__What is asked__
Pull out every line below that contains the word "into".

[Items from a data source]
** start **
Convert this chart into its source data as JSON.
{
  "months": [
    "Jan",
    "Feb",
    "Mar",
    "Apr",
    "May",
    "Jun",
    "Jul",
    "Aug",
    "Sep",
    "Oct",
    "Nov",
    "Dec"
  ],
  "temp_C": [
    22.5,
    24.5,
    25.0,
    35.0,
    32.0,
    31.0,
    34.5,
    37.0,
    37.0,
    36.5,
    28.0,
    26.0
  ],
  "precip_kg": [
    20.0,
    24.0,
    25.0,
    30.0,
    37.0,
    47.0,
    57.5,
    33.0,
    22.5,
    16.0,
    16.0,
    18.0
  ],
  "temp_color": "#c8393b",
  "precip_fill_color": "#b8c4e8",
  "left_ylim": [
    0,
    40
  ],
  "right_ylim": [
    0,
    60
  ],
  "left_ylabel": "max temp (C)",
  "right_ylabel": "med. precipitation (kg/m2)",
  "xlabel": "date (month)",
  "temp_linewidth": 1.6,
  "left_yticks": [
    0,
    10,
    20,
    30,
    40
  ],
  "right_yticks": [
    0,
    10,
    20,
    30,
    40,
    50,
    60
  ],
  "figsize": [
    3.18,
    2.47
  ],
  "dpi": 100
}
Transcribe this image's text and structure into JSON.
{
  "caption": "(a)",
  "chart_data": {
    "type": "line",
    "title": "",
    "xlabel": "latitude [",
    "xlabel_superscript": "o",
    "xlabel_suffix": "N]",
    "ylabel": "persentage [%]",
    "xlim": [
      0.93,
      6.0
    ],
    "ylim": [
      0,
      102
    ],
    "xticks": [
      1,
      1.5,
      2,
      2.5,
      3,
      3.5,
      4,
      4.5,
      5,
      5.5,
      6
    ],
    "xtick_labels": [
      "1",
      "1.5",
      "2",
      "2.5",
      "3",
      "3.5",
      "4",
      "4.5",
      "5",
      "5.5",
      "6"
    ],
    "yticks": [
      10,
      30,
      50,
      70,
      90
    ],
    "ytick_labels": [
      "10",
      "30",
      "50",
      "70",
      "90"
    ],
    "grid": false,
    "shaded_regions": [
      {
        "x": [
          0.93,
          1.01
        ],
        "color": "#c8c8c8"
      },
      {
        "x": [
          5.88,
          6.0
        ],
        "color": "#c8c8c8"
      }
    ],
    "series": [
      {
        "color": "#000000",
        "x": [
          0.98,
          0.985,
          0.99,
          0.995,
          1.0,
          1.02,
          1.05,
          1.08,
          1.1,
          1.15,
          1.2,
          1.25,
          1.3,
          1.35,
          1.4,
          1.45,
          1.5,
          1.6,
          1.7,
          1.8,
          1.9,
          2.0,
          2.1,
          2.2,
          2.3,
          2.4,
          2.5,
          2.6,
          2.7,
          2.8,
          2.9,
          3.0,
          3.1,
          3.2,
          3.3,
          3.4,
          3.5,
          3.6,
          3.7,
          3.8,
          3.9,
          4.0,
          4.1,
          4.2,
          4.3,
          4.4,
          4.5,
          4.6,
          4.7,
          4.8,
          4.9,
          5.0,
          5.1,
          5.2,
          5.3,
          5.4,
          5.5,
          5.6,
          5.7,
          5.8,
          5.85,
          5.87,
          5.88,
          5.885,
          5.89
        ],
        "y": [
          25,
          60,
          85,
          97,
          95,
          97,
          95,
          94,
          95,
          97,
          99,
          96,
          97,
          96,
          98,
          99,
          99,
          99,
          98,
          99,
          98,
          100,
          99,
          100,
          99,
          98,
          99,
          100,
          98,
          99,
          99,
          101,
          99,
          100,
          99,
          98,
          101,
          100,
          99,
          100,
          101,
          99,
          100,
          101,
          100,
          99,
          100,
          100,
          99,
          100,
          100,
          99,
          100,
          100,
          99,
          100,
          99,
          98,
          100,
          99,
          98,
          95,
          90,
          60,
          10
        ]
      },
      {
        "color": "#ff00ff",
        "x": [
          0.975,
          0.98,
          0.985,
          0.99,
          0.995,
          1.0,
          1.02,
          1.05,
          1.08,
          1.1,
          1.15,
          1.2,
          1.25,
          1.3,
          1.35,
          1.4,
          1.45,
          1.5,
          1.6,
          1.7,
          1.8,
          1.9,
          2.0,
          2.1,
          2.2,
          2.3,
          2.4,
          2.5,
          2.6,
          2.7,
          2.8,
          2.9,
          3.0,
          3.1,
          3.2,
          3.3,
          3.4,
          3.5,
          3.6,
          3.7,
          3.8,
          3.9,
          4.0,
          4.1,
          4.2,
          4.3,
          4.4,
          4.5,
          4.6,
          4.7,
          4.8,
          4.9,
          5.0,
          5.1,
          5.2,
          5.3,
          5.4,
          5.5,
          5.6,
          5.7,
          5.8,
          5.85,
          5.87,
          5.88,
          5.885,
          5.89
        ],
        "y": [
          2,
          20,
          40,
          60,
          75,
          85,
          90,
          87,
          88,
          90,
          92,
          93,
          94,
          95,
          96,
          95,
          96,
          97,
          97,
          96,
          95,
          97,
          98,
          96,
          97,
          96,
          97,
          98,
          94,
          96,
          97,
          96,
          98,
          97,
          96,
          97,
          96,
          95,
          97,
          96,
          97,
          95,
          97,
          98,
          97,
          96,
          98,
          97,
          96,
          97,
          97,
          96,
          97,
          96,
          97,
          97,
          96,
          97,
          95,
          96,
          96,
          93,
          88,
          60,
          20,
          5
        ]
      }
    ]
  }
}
** end **
__Response below__
Convert this chart into its source data as JSON.
Transcribe this image's text and structure into JSON.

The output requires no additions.